WHAT TO WORK ON:
From the entries that follow, extract each line holding the string "JSON".

################

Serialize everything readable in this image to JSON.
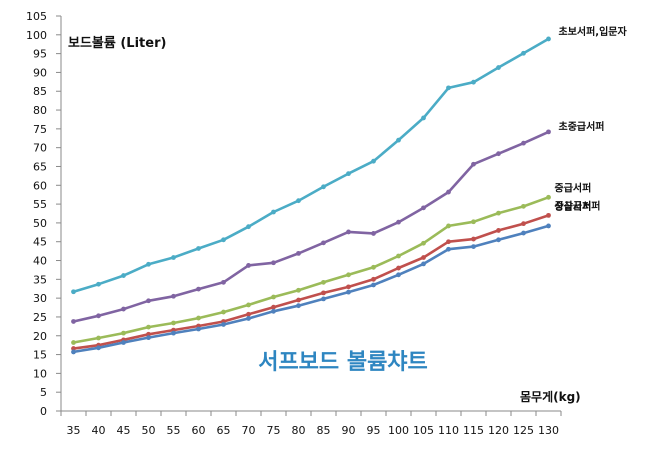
{
  "chart_data": {
    "type": "line",
    "title": "서프보드 볼륨챠트",
    "xlabel": "몸무게(kg)",
    "ylabel": "보드볼륨 (Liter)",
    "x": [
      35,
      40,
      45,
      50,
      55,
      60,
      65,
      70,
      75,
      80,
      85,
      90,
      95,
      100,
      105,
      110,
      115,
      120,
      125,
      130
    ],
    "ylim": [
      0,
      105
    ],
    "ytick_step": 5,
    "grid": false,
    "series": [
      {
        "name": "초보서퍼,입문자",
        "color": "#4bacc6",
        "values": [
          31.7,
          33.7,
          36.0,
          39.0,
          40.8,
          43.2,
          45.5,
          49.0,
          52.9,
          55.9,
          59.6,
          63.1,
          66.4,
          72.0,
          77.9,
          85.9,
          87.4,
          91.3,
          95.1,
          98.9
        ]
      },
      {
        "name": "초중급서퍼",
        "color": "#8064a2",
        "values": [
          23.8,
          25.3,
          27.1,
          29.3,
          30.5,
          32.4,
          34.2,
          38.7,
          39.4,
          41.9,
          44.7,
          47.6,
          47.2,
          50.2,
          54.0,
          58.2,
          65.6,
          68.4,
          71.2,
          74.2
        ]
      },
      {
        "name": "중급서퍼",
        "color": "#9bbb59",
        "values": [
          18.2,
          19.4,
          20.7,
          22.3,
          23.4,
          24.7,
          26.3,
          28.2,
          30.3,
          32.1,
          34.2,
          36.2,
          38.2,
          41.2,
          44.6,
          49.2,
          50.3,
          52.6,
          54.4,
          56.8
        ]
      },
      {
        "name": "중상급서퍼",
        "color": "#c0504d",
        "values": [
          16.6,
          17.5,
          18.9,
          20.4,
          21.5,
          22.6,
          23.8,
          25.7,
          27.6,
          29.5,
          31.4,
          33.0,
          35.0,
          38.0,
          40.8,
          45.0,
          45.7,
          48.0,
          49.8,
          52.0
        ]
      },
      {
        "name": "상급서퍼",
        "color": "#4f81bd",
        "values": [
          15.7,
          16.8,
          18.2,
          19.5,
          20.7,
          21.8,
          23.0,
          24.6,
          26.5,
          28.0,
          29.8,
          31.6,
          33.5,
          36.2,
          39.1,
          43.0,
          43.7,
          45.5,
          47.3,
          49.2
        ]
      }
    ],
    "title_color": "#2e86c1"
  }
}
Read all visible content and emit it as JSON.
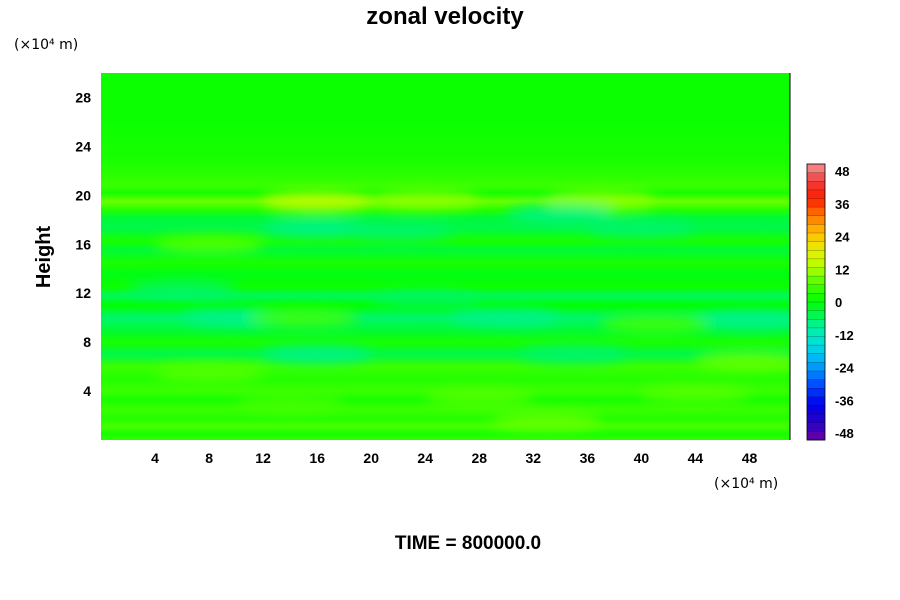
{
  "chart_data": {
    "type": "heatmap",
    "title": "zonal velocity",
    "ylabel": "Height",
    "y_unit": "(×10⁴ m)",
    "x_unit": "(×10⁴ m)",
    "xlim": [
      0,
      51
    ],
    "ylim": [
      0,
      30
    ],
    "x_ticks": [
      4,
      8,
      12,
      16,
      20,
      24,
      28,
      32,
      36,
      40,
      44,
      48
    ],
    "y_ticks": [
      4,
      8,
      12,
      16,
      20,
      24,
      28
    ],
    "colorbar": {
      "ticks": [
        48,
        36,
        24,
        12,
        0,
        -12,
        -24,
        -36,
        -48
      ],
      "range": [
        -48,
        48
      ],
      "levels": 32
    },
    "bands": [
      {
        "y": 29,
        "value": 1
      },
      {
        "y": 26,
        "value": 1
      },
      {
        "y": 23,
        "value": 2
      },
      {
        "y": 21.4,
        "value": 4
      },
      {
        "y": 20.8,
        "value": 5
      },
      {
        "y": 20.2,
        "value": 2
      },
      {
        "y": 19.5,
        "value": 8
      },
      {
        "y": 18.8,
        "value": 3
      },
      {
        "y": 18.2,
        "value": -3
      },
      {
        "y": 17.3,
        "value": -4
      },
      {
        "y": 16.3,
        "value": 2
      },
      {
        "y": 15.5,
        "value": -3
      },
      {
        "y": 14.5,
        "value": 2
      },
      {
        "y": 13.5,
        "value": -1
      },
      {
        "y": 12.5,
        "value": 1
      },
      {
        "y": 11.8,
        "value": -5
      },
      {
        "y": 11.0,
        "value": 0
      },
      {
        "y": 10.0,
        "value": -6
      },
      {
        "y": 9.0,
        "value": -3
      },
      {
        "y": 8.0,
        "value": 2
      },
      {
        "y": 7.0,
        "value": -4
      },
      {
        "y": 6.0,
        "value": 5
      },
      {
        "y": 5.0,
        "value": 3
      },
      {
        "y": 4.0,
        "value": 5
      },
      {
        "y": 3.3,
        "value": 2
      },
      {
        "y": 2.5,
        "value": 5
      },
      {
        "y": 1.8,
        "value": 3
      },
      {
        "y": 1.1,
        "value": 6
      },
      {
        "y": 0.5,
        "value": 2
      },
      {
        "y": 0.0,
        "value": 4
      }
    ],
    "patches": [
      {
        "x": 16,
        "y": 19.5,
        "value": 14
      },
      {
        "x": 24,
        "y": 19.6,
        "value": 10
      },
      {
        "x": 37,
        "y": 19.6,
        "value": 10
      },
      {
        "x": 8,
        "y": 16.0,
        "value": 7
      },
      {
        "x": 34,
        "y": 18.5,
        "value": -8
      },
      {
        "x": 16,
        "y": 17.3,
        "value": -8
      },
      {
        "x": 22,
        "y": 17.0,
        "value": -6
      },
      {
        "x": 40,
        "y": 17.3,
        "value": -6
      },
      {
        "x": 10,
        "y": 10.0,
        "value": -8
      },
      {
        "x": 30,
        "y": 10.0,
        "value": -8
      },
      {
        "x": 48,
        "y": 9.8,
        "value": -8
      },
      {
        "x": 15,
        "y": 10.0,
        "value": 6
      },
      {
        "x": 41,
        "y": 9.5,
        "value": 6
      },
      {
        "x": 16,
        "y": 7.0,
        "value": -8
      },
      {
        "x": 35,
        "y": 7.0,
        "value": -6
      },
      {
        "x": 48,
        "y": 6.5,
        "value": 8
      },
      {
        "x": 8,
        "y": 5.5,
        "value": 7
      },
      {
        "x": 28,
        "y": 3.5,
        "value": 7
      },
      {
        "x": 44,
        "y": 3.8,
        "value": 7
      },
      {
        "x": 14,
        "y": 3.0,
        "value": 6
      },
      {
        "x": 33,
        "y": 1.5,
        "value": 8
      },
      {
        "x": 6,
        "y": 12.3,
        "value": -6
      },
      {
        "x": 24,
        "y": 11.5,
        "value": -5
      }
    ]
  },
  "footer": {
    "time_label": "TIME = 800000.0"
  }
}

################

WRITTEN ANSWER:
Serialize everything readable in this image to JSON.
Read all visible content and emit it as JSON.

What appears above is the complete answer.